#### GIVEN INSTRUCTION
All the data should come back exactly as it was given.

- - -

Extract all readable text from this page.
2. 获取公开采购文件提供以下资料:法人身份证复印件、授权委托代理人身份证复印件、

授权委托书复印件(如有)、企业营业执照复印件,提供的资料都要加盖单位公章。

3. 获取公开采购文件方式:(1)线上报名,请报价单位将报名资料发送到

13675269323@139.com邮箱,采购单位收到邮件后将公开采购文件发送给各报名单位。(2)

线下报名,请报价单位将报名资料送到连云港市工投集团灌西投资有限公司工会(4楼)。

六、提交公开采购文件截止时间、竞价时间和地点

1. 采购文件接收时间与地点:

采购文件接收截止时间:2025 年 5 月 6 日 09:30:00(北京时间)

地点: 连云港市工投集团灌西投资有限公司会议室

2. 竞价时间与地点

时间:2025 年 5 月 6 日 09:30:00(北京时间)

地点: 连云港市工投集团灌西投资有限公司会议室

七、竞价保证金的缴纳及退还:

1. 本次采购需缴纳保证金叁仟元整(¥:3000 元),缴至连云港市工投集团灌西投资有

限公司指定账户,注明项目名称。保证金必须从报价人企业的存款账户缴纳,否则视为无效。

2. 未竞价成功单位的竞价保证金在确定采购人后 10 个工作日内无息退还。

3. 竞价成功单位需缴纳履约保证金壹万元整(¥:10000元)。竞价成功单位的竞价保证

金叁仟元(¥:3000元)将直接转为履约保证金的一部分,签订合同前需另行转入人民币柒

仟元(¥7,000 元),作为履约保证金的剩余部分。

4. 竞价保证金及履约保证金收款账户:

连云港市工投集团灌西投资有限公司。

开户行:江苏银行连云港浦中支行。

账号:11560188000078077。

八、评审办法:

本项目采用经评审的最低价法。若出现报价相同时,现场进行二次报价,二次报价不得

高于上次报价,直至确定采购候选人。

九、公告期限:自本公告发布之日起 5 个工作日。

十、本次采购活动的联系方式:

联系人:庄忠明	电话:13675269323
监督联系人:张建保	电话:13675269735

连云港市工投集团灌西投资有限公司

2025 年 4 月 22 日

- - -

#### SOLVED EXERCISE
Extract all readable text from this page.
2. 获取公开采购文件提供以下资料:法人身份证复印件、授权委托代理人身份证复印件、

授权委托书复印件(如有)、企业营业执照复印件,提供的资料都要加盖单位公章。

3. 获取公开采购文件方式:(1)线上报名,请报价单位将报名资料发送到

13675269323@139.com邮箱,采购单位收到邮件后将公开采购文件发送给各报名单位。(2)

线下报名,请报价单位将报名资料送到连云港市工投集团灌西投资有限公司工会(4楼)。

六、提交公开采购文件截止时间、竞价时间和地点

1. 采购文件接收时间与地点:

采购文件接收截止时间:2025 年 5 月 6 日 09:30:00(北京时间)

地点: 连云港市工投集团灌西投资有限公司会议室

2. 竞价时间与地点

时间:2025 年 5 月 6 日 09:30:00(北京时间)

地点: 连云港市工投集团灌西投资有限公司会议室

七、竞价保证金的缴纳及退还:

1. 本次采购需缴纳保证金叁仟元整(¥:3000 元),缴至连云港市工投集团灌西投资有

限公司指定账户,注明项目名称。保证金必须从报价人企业的存款账户缴纳,否则视为无效。

2. 未竞价成功单位的竞价保证金在确定采购人后 10 个工作日内无息退还。

3. 竞价成功单位需缴纳履约保证金壹万元整(¥:10000元)。竞价成功单位的竞价保证

金叁仟元(¥:3000元)将直接转为履约保证金的一部分,签订合同前需另行转入人民币柒

仟元(¥7,000 元),作为履约保证金的剩余部分。

4. 竞价保证金及履约保证金收款账户:

连云港市工投集团灌西投资有限公司。

开户行:江苏银行连云港浦中支行。

账号:11560188000078077。

八、评审办法:

本项目采用经评审的最低价法。若出现报价相同时,现场进行二次报价,二次报价不得

高于上次报价,直至确定采购候选人。

九、公告期限:自本公告发布之日起 5 个工作日。

十、本次采购活动的联系方式:

联系人:庄忠明	电话:13675269323
监督联系人:张建保	电话:13675269735

连云港市工投集团灌西投资有限公司

2025 年 4 月 22 日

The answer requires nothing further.